### Work required
Please quote only the lines that start at the one with "Give me the" and go on to the last line of the data, both ends kept.

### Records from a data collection
:::::

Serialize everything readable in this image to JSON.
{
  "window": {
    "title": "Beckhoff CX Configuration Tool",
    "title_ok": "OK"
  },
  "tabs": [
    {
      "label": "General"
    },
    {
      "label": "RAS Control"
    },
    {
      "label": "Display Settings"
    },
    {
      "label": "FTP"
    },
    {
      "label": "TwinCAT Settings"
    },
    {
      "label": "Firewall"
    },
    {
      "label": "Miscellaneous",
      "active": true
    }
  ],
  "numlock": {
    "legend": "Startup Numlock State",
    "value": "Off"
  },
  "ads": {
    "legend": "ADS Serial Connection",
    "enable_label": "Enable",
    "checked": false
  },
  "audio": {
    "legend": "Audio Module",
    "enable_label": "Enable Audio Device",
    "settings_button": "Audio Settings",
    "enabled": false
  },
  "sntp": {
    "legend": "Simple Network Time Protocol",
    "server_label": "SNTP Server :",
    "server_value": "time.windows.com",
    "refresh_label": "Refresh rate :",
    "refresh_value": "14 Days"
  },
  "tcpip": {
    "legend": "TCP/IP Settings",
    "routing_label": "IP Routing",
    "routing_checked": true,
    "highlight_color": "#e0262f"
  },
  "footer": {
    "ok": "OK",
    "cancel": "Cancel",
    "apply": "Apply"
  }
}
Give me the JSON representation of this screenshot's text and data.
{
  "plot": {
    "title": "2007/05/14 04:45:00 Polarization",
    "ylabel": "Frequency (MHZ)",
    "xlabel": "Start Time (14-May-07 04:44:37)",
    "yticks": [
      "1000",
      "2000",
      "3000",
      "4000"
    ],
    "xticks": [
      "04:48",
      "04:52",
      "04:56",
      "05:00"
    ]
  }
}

:::::

### The solution
Give me the JSON representation of this screenshot's text and data.
{
  "plot": {
    "title": "2007/05/14 04:45:00 Polarization",
    "ylabel": "Frequency (MHZ)",
    "xlabel": "Start Time (14-May-07 04:44:37)",
    "yticks": [
      "1000",
      "2000",
      "3000",
      "4000"
    ],
    "xticks": [
      "04:48",
      "04:52",
      "04:56",
      "05:00"
    ]
  }
}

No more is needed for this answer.